------ Supplied material

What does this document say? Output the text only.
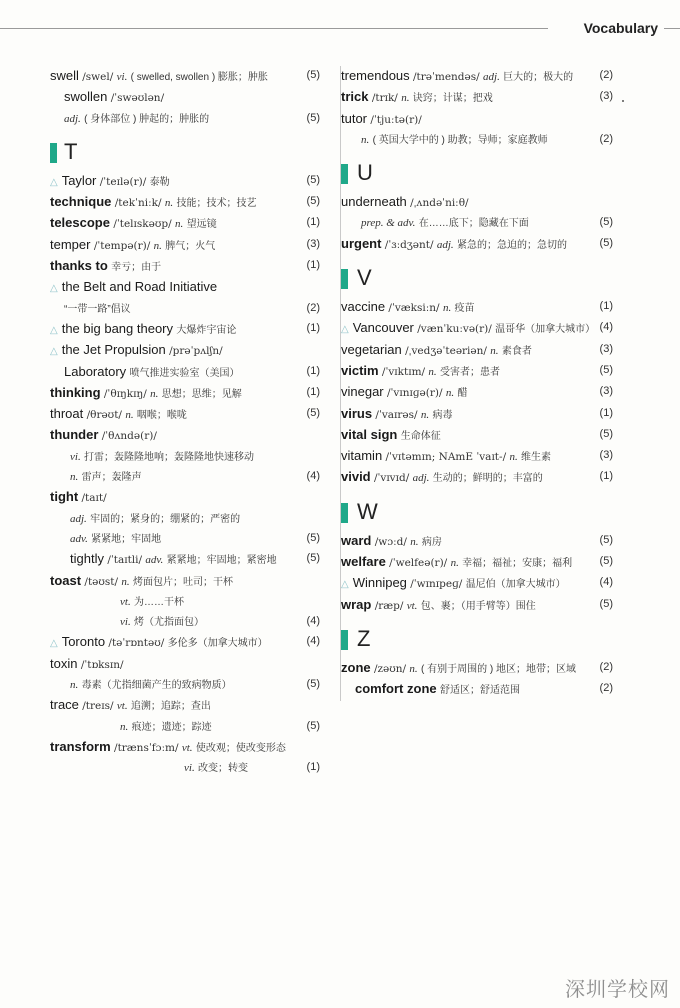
Vocabulary
swell /swel/ vi. ( swelled, swollen ) 膨胀；肿胀	(5)
swollen /ˈswəʊlən/
adj. ( 身体部位 ) 肿起的；肿胀的	(5)
T
△ Taylor /ˈteɪlə(r)/ 泰勒	(5)
technique /tekˈniːk/ n. 技能；技术；技艺	(5)
telescope /ˈtelɪskəʊp/ n. 望远镜	(1)
temper /ˈtempə(r)/ n. 脾气；火气	(3)
thanks to 幸亏；由于	(1)
△ the Belt and Road Initiative
“一带一路”倡议	(2)
△ the big bang theory 大爆炸宇宙论	(1)
△ the Jet Propulsion /prəˈpʌlʃn/
Laboratory 喷气推进实验室（美国）	(1)
thinking /ˈθɪŋkɪŋ/ n. 思想；思维；见解	(1)
throat /θrəʊt/ n. 咽喉；喉咙	(5)
thunder /ˈθʌndə(r)/
vi. 打雷；轰隆隆地响；轰隆隆地快速移动
n. 雷声；轰隆声	(4)
tight /taɪt/
adj. 牢固的；紧身的；绷紧的；严密的
adv. 紧紧地；牢固地	(5)
tightly /ˈtaɪtli/ adv. 紧紧地；牢固地；紧密地	(5)
toast /təʊst/ n. 烤面包片；吐司；干杯
vt. 为……干杯
vi. 烤（尤指面包）	(4)
△ Toronto /təˈrɒntəʊ/ 多伦多（加拿大城市）	(4)
toxin /ˈtɒksɪn/
n. 毒素（尤指细菌产生的致病物质）	(5)
trace /treɪs/ vt. 追溯；追踪；查出
n. 痕迹；遗迹；踪迹	(5)
transform /trænsˈfɔːm/ vt. 使改观；使改变形态
vi. 改变；转变	(1)
tremendous /trəˈmendəs/ adj. 巨大的；极大的 (2)
trick /trɪk/ n. 诀窍；计谋；把戏	(3)
tutor /ˈtjuːtə(r)/
n. ( 英国大学中的 ) 助教；导师；家庭教师	(2)
U
underneath /ˌʌndəˈniːθ/
prep. & adv. 在……底下；隐藏在下面	(5)
urgent /ˈɜːdʒənt/ adj. 紧急的；急迫的；急切的	(5)
V
vaccine /ˈvæksiːn/ n. 疫苗	(1)
△ Vancouver /vænˈkuːvə(r)/ 温哥华（加拿大城市） (4)
vegetarian /ˌvedʒəˈteəriən/ n. 素食者	(3)
victim /ˈvɪktɪm/ n. 受害者；患者	(5)
vinegar /ˈvɪnɪɡə(r)/ n. 醋	(3)
virus /ˈvaɪrəs/ n. 病毒	(1)
vital sign 生命体征	(5)
vitamin /ˈvɪtəmɪn; NAmE ˈvaɪt-/ n. 维生素	(3)
vivid /ˈvɪvɪd/ adj. 生动的；鲜明的；丰富的	(1)
W
ward /wɔːd/ n. 病房	(5)
welfare /ˈwelfeə(r)/ n. 幸福；福祉；安康；福利 (5)
△ Winnipeg /ˈwɪnɪpeɡ/ 温尼伯（加拿大城市）	(4)
wrap /ræp/ vt. 包、裹；（用手臂等）围住	(5)
Z
zone /zəʊn/ n. ( 有别于周围的 ) 地区；地带；区域 (2)
comfort zone 舒适区；舒适范围	(2)
深圳学校网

------------

» Problem to solve:
From the first line to the last, copy the records exactly and skip the pictures.

» Solution for this exercise:
What does this document say? Output the text only.
Vocabulary
swell /swel/ vi. ( swelled, swollen ) 膨胀；肿胀	(5)
swollen /ˈswəʊlən/
adj. ( 身体部位 ) 肿起的；肿胀的	(5)
T
△ Taylor /ˈteɪlə(r)/ 泰勒	(5)
technique /tekˈniːk/ n. 技能；技术；技艺	(5)
telescope /ˈtelɪskəʊp/ n. 望远镜	(1)
temper /ˈtempə(r)/ n. 脾气；火气	(3)
thanks to 幸亏；由于	(1)
△ the Belt and Road Initiative
“一带一路”倡议	(2)
△ the big bang theory 大爆炸宇宙论	(1)
△ the Jet Propulsion /prəˈpʌlʃn/
Laboratory 喷气推进实验室（美国）	(1)
thinking /ˈθɪŋkɪŋ/ n. 思想；思维；见解	(1)
throat /θrəʊt/ n. 咽喉；喉咙	(5)
thunder /ˈθʌndə(r)/
vi. 打雷；轰隆隆地响；轰隆隆地快速移动
n. 雷声；轰隆声	(4)
tight /taɪt/
adj. 牢固的；紧身的；绷紧的；严密的
adv. 紧紧地；牢固地	(5)
tightly /ˈtaɪtli/ adv. 紧紧地；牢固地；紧密地	(5)
toast /təʊst/ n. 烤面包片；吐司；干杯
vt. 为……干杯
vi. 烤（尤指面包）	(4)
△ Toronto /təˈrɒntəʊ/ 多伦多（加拿大城市）	(4)
toxin /ˈtɒksɪn/
n. 毒素（尤指细菌产生的致病物质）	(5)
trace /treɪs/ vt. 追溯；追踪；查出
n. 痕迹；遗迹；踪迹	(5)
transform /trænsˈfɔːm/ vt. 使改观；使改变形态
vi. 改变；转变	(1)
tremendous /trəˈmendəs/ adj. 巨大的；极大的 (2)
trick /trɪk/ n. 诀窍；计谋；把戏	(3)
tutor /ˈtjuːtə(r)/
n. ( 英国大学中的 ) 助教；导师；家庭教师	(2)
U
underneath /ˌʌndəˈniːθ/
prep. & adv. 在……底下；隐藏在下面	(5)
urgent /ˈɜːdʒənt/ adj. 紧急的；急迫的；急切的	(5)
V
vaccine /ˈvæksiːn/ n. 疫苗	(1)
△ Vancouver /vænˈkuːvə(r)/ 温哥华（加拿大城市） (4)
vegetarian /ˌvedʒəˈteəriən/ n. 素食者	(3)
victim /ˈvɪktɪm/ n. 受害者；患者	(5)
vinegar /ˈvɪnɪɡə(r)/ n. 醋	(3)
virus /ˈvaɪrəs/ n. 病毒	(1)
vital sign 生命体征	(5)
vitamin /ˈvɪtəmɪn; NAmE ˈvaɪt-/ n. 维生素	(3)
vivid /ˈvɪvɪd/ adj. 生动的；鲜明的；丰富的	(1)
W
ward /wɔːd/ n. 病房	(5)
welfare /ˈwelfeə(r)/ n. 幸福；福祉；安康；福利 (5)
△ Winnipeg /ˈwɪnɪpeɡ/ 温尼伯（加拿大城市）	(4)
wrap /ræp/ vt. 包、裹；（用手臂等）围住	(5)
Z
zone /zəʊn/ n. ( 有别于周围的 ) 地区；地带；区域 (2)
comfort zone 舒适区；舒适范围	(2)
深圳学校网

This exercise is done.